» **Exercise prompt**
Filter the records below down to lines containing "Canvas".

+ + +

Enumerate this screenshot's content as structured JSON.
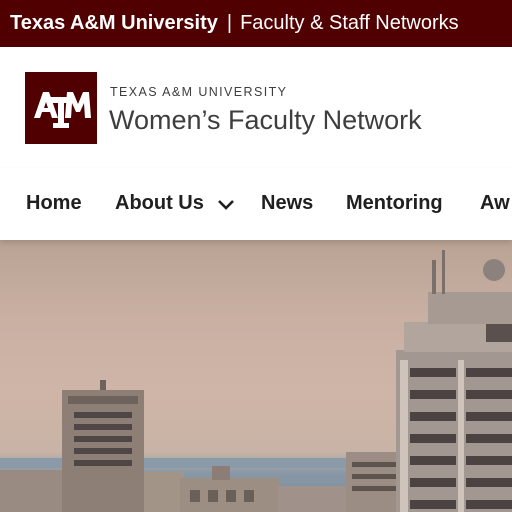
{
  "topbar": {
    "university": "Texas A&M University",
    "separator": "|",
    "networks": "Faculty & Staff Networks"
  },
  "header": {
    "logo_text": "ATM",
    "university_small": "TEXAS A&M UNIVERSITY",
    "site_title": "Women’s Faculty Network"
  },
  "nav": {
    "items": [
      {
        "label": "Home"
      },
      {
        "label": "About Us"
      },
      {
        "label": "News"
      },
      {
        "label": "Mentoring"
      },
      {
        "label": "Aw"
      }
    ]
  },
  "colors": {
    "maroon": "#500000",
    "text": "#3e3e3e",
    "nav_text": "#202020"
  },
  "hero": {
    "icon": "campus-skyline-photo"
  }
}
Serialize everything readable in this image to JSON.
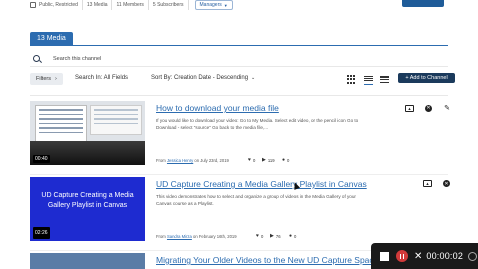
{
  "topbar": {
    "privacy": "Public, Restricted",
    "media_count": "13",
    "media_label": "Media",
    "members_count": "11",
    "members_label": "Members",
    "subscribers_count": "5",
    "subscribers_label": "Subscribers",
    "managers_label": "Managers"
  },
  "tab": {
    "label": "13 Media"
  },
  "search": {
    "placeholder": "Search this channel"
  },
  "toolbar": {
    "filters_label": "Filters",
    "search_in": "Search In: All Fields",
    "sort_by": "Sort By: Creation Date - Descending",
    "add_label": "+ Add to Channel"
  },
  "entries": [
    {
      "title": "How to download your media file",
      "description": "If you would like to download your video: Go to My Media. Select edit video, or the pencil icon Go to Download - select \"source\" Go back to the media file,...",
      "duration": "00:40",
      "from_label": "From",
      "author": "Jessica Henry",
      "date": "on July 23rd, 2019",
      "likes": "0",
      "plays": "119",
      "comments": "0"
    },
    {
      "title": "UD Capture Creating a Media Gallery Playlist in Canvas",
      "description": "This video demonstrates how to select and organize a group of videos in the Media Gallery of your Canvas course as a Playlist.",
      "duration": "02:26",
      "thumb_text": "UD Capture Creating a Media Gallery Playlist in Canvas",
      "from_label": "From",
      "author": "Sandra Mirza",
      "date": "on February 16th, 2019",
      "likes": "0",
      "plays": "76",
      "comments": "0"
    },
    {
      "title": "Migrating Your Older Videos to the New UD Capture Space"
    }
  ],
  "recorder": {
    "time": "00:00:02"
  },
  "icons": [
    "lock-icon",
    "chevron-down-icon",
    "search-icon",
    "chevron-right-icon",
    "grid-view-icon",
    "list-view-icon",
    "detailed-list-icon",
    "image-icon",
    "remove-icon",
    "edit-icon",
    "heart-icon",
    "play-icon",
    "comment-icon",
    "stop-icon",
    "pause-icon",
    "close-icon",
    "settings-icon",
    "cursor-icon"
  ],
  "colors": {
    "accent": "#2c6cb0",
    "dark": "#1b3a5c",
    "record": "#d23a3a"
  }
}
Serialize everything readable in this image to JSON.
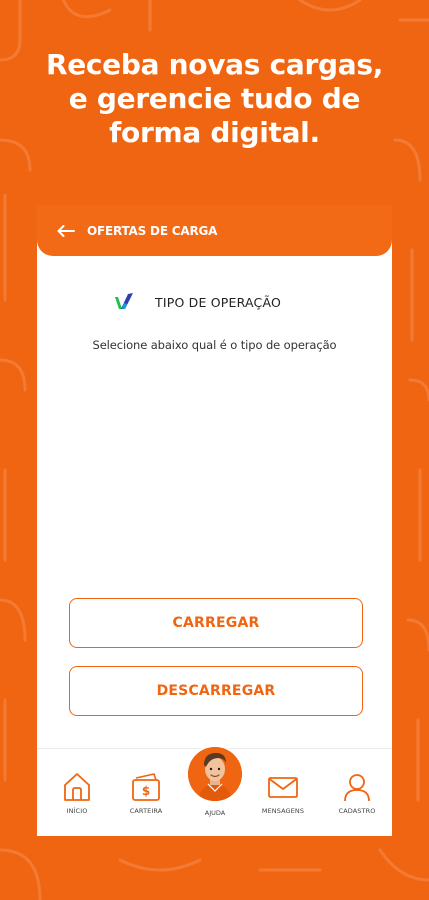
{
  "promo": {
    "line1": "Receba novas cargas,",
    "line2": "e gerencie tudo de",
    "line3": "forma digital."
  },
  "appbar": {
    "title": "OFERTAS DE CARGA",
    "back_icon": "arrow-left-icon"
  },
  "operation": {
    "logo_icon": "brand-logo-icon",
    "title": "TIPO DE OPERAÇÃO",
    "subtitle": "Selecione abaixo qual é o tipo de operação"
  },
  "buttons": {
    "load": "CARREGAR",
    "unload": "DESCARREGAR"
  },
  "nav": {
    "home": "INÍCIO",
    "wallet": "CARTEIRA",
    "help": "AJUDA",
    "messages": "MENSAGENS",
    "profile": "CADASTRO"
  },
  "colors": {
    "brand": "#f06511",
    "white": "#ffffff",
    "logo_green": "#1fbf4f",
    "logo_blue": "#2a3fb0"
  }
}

+ + +

» **Solved exercise**
      "title": "UD Capture Creating a Media Gallery Playlist in Canvas",
      "description": "This video demonstrates how to select and organize a group of videos in the Media Gallery of your Canvas course as a Playlist.",
      "thumb_text": "UD Capture Creating a Media Gallery Playlist in Canvas",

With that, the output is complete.